▶ TAREFA
Pode transcrever o trecho do texto sobre as brigadas de defesa civil de Vyshhorod desde "A dúzia de homens" até "fotografia. Fazem pose.", inclusive, trocando "polícia" por "agente"?

▶ TEXTO DA PÁGINA
==*==

Aqui, Kiev. "Fico até à vitória"
Parecem um exército fandango, não há duas fardas iguais, nada bate certo com nada, uns usam colete outros não. Alguns tapam a cara com passa-montanhas, o mais "pintas" do bairro usa uns óculos escuros, armação azul, lentes azuladas, todos o gozam pela escolha do adereço. Aparecem do nada em vários carros. Um deles, uma carrinha de matrícula da Estónia, tem um graffiti: "Glória à Ucrânia", escrito em cor-de-rosa. Outro dos carros de uma das inúmeras brigadas de defesa civil de Vyshhorod, cidade a 10 quilómetros na direção nordeste da capital, é de uma loja de eletrodomésticos. Um terceiro acaba de ser resgatado da sucata e arrasta-se, barulhento, enferrujado, mas a andar.
A dúzia de homens voluntários que defendem a zona residencial onde vivem não podia ser mais heterogénea. Neste caso, como em muitos lugares onde isso é possível, há um polícia que comanda esta linha de defesa. Ao contrário do que normalmente acontece nos postos de controlo, dentro e nos acessos à capital, o grupo está divertido, descontraído, ri alto e troca piadas. Não só se deixam fotografar como agradecem a fotografia. Fazem pose.

==*==

Dados de análise estruturada da página:
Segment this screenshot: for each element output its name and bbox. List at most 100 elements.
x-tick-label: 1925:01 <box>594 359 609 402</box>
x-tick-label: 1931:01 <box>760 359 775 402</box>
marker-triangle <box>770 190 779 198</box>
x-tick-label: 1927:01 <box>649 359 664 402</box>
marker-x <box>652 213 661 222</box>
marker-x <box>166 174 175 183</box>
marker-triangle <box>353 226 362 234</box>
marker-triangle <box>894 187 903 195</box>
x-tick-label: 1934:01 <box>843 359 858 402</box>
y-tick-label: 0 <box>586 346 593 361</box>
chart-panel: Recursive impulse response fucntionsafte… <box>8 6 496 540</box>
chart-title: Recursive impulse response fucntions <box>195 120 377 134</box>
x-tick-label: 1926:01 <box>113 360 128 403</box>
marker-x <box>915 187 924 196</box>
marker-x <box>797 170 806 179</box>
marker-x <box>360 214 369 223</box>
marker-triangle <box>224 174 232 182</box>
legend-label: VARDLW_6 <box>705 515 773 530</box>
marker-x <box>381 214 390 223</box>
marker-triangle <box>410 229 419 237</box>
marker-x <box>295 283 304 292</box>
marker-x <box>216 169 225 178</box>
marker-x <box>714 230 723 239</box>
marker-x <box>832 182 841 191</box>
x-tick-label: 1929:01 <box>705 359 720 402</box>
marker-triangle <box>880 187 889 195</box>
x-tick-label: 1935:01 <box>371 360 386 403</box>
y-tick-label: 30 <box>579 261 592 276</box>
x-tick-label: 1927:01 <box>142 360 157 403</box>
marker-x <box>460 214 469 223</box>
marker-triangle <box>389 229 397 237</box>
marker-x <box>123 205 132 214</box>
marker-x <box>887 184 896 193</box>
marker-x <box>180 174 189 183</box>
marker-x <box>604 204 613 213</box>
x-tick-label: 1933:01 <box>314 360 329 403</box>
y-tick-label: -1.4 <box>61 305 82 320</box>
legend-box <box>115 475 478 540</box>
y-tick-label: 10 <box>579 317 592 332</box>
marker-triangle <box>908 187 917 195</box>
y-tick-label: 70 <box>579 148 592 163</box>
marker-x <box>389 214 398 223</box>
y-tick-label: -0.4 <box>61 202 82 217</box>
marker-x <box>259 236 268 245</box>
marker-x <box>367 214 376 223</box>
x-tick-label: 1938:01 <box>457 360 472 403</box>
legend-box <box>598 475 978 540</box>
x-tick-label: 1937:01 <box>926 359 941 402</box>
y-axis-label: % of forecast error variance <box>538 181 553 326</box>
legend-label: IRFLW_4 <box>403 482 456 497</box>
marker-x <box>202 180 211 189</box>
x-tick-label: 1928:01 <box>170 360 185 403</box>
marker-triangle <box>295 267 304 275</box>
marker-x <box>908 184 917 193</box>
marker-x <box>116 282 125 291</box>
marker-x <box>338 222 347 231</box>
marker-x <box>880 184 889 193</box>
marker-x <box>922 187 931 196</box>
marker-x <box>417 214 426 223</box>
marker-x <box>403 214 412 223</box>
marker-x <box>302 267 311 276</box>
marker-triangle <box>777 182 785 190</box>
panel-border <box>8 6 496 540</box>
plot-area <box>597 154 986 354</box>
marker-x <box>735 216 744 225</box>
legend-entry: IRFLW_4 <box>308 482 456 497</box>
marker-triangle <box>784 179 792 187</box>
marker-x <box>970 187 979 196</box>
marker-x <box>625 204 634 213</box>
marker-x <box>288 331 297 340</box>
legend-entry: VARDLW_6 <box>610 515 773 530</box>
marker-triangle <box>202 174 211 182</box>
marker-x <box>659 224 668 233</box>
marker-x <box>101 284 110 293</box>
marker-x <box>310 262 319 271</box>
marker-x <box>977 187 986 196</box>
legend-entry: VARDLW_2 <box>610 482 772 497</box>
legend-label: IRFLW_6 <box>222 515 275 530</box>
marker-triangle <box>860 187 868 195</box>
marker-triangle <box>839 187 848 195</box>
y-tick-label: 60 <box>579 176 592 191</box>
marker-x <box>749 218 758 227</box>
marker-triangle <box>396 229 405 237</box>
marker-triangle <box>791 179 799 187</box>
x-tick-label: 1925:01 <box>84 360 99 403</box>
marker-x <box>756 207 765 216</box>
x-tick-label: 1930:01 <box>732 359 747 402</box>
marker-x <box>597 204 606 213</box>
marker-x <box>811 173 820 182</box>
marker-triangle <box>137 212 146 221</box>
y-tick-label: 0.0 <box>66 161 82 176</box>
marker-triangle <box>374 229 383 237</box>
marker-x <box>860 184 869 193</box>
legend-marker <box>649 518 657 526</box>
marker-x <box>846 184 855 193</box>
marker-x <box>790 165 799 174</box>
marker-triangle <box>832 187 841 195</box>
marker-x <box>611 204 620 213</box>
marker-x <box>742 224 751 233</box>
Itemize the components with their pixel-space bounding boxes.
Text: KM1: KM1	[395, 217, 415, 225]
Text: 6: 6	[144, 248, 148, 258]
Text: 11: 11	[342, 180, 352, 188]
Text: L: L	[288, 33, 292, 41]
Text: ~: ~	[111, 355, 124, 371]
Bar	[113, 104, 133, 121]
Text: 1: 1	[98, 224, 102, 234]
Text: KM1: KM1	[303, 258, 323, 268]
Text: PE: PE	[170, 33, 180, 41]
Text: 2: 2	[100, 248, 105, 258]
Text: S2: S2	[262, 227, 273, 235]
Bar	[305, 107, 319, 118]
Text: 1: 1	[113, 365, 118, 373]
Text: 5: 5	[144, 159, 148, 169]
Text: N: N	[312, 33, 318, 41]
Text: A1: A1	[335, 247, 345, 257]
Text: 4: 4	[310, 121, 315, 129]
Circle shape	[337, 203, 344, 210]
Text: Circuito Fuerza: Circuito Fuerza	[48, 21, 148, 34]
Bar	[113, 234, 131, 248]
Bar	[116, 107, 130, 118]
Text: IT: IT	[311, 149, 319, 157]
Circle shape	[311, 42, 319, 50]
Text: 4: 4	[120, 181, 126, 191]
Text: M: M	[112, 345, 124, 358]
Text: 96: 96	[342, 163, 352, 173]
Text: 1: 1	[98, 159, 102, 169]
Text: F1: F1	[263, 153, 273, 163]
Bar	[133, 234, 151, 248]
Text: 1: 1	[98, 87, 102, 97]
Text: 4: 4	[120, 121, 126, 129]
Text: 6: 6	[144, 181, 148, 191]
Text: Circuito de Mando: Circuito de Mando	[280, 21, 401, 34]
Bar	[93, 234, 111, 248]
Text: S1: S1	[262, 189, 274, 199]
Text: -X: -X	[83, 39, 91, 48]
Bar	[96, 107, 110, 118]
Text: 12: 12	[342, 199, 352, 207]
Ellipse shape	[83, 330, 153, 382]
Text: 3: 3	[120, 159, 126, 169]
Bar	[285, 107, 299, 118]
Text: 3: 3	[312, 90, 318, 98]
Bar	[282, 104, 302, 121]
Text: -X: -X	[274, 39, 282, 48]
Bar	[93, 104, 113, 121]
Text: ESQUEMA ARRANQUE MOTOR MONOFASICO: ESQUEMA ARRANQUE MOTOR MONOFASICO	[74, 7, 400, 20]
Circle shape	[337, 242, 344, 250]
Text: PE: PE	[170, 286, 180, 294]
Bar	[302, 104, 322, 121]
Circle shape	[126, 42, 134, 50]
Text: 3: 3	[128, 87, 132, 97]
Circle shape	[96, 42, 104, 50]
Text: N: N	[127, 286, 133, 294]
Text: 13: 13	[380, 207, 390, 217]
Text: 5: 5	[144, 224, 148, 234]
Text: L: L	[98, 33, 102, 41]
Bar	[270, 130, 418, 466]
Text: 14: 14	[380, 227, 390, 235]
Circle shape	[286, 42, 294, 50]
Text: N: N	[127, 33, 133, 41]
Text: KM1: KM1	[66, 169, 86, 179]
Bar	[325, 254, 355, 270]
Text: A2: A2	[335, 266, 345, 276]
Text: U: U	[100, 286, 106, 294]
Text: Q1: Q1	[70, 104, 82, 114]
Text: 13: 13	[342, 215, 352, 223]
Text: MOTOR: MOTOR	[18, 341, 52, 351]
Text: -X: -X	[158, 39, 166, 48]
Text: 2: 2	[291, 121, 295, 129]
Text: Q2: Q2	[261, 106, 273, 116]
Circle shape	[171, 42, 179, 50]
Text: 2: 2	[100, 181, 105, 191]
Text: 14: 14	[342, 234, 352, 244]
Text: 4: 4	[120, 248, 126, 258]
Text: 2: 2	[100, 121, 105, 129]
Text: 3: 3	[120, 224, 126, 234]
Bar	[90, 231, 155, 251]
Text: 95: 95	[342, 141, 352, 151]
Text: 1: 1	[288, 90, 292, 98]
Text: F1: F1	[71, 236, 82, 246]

==*==

▶ RESPOSTA ESPERADA
A dúzia de homens voluntários que defendem a zona residencial onde vivem não podia ser mais heterogénea. Neste caso, como em muitos lugares onde isso é possível, há um agente que comanda esta linha de defesa. Ao contrário do que normalmente acontece nos postos de controlo, dentro e nos acessos à capital, o grupo está divertido, descontraído, ri alto e troca piadas. Não só se deixam fotografar como agradecem a fotografia. Fazem pose.